■ **Work to be completed**:
In the data below, locate each line with the word "this" and list it.

Figure collection entries:
>>>
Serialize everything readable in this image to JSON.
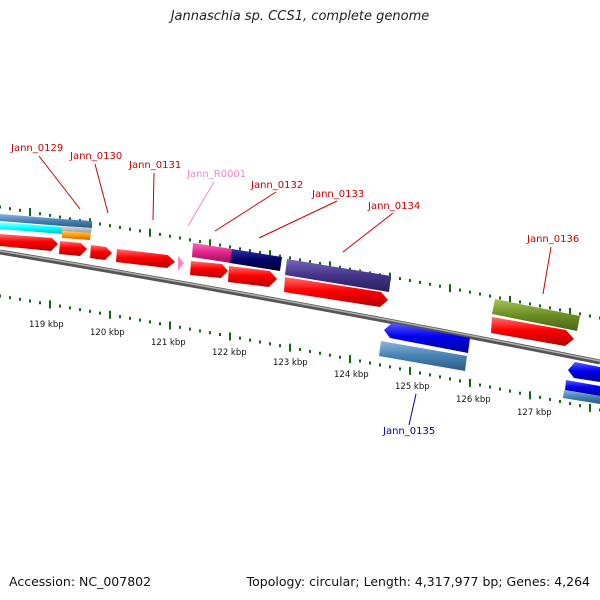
{
  "title": "Jannaschia sp. CCS1, complete genome",
  "footer": {
    "accession": "Accession: NC_007802",
    "topology": "Topology: circular; Length: 4,317,977 bp; Genes: 4,264"
  },
  "scale_labels": [
    "119 kbp",
    "120 kbp",
    "121 kbp",
    "122 kbp",
    "123 kbp",
    "124 kbp",
    "125 kbp",
    "126 kbp",
    "127 kbp"
  ],
  "gene_labels": [
    {
      "id": "Jann_0129",
      "color": "#cc0000"
    },
    {
      "id": "Jann_0130",
      "color": "#cc0000"
    },
    {
      "id": "Jann_0131",
      "color": "#cc0000"
    },
    {
      "id": "Jann_R0001",
      "color": "#ee88cc"
    },
    {
      "id": "Jann_0132",
      "color": "#cc0000"
    },
    {
      "id": "Jann_0133",
      "color": "#cc0000"
    },
    {
      "id": "Jann_0134",
      "color": "#cc0000"
    },
    {
      "id": "Jann_0136",
      "color": "#cc0000"
    },
    {
      "id": "Jann_0135",
      "color": "#000099"
    }
  ],
  "colors": {
    "cds": "#ff0000",
    "trna": "#ff88cc",
    "backbone": "#777777",
    "ticks": "#116611",
    "blue_gene": "#0000ee",
    "steel_blue": "#4682b4",
    "magenta": "#dd2288",
    "navy": "#000066",
    "dark_slate": "#443388",
    "olive": "#6b8e23",
    "cyan": "#00ffff",
    "orange": "#ff9900",
    "grey": "#bbbbbb"
  }
}
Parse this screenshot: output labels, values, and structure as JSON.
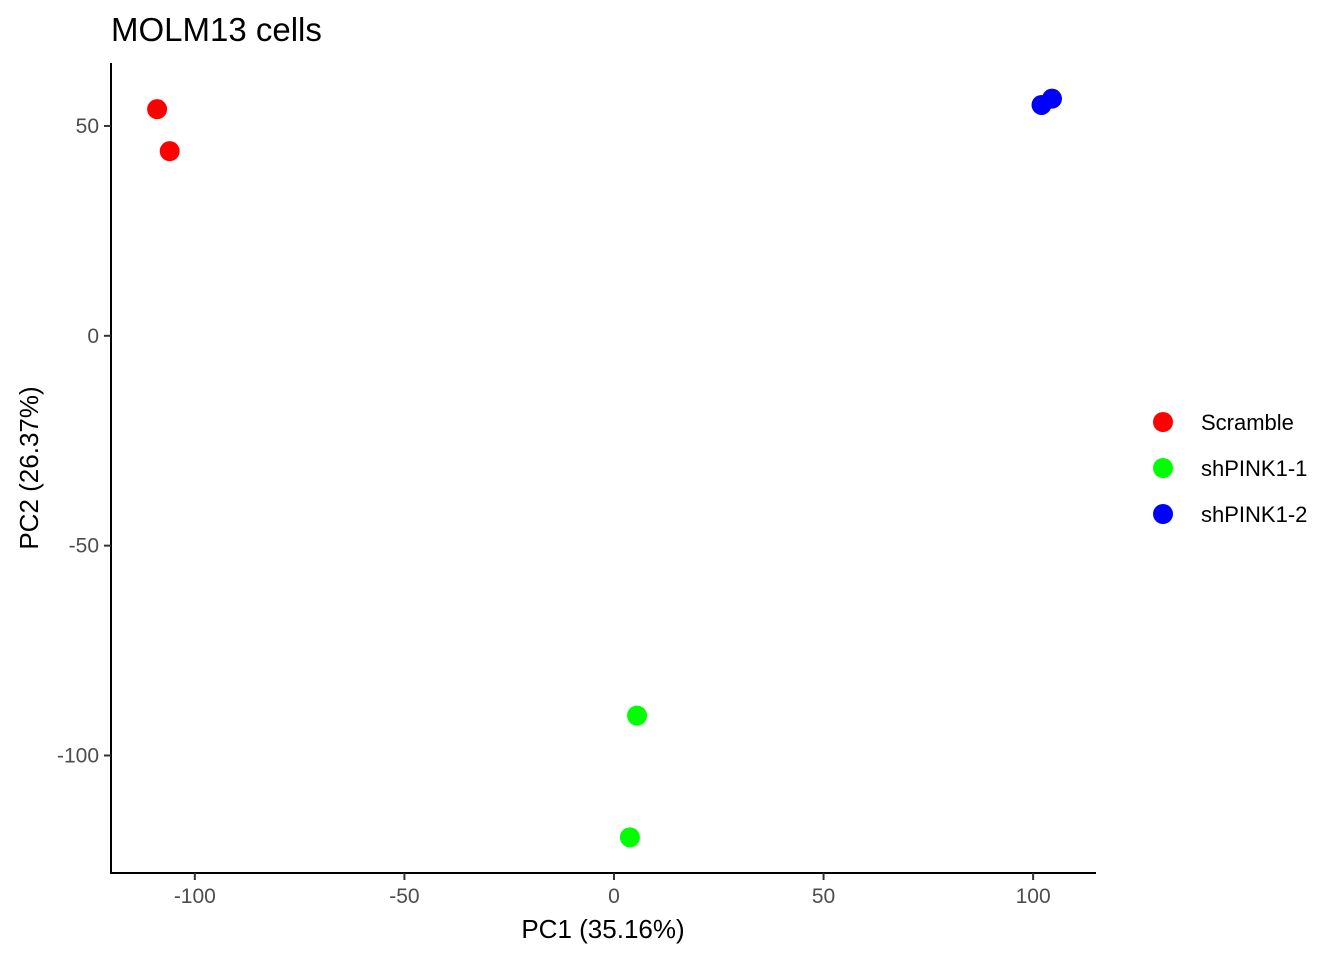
<<<
■ **Answer space**:
Serialize everything readable in this image to JSON.
Parse this screenshot: output labels, values, and structure as JSON.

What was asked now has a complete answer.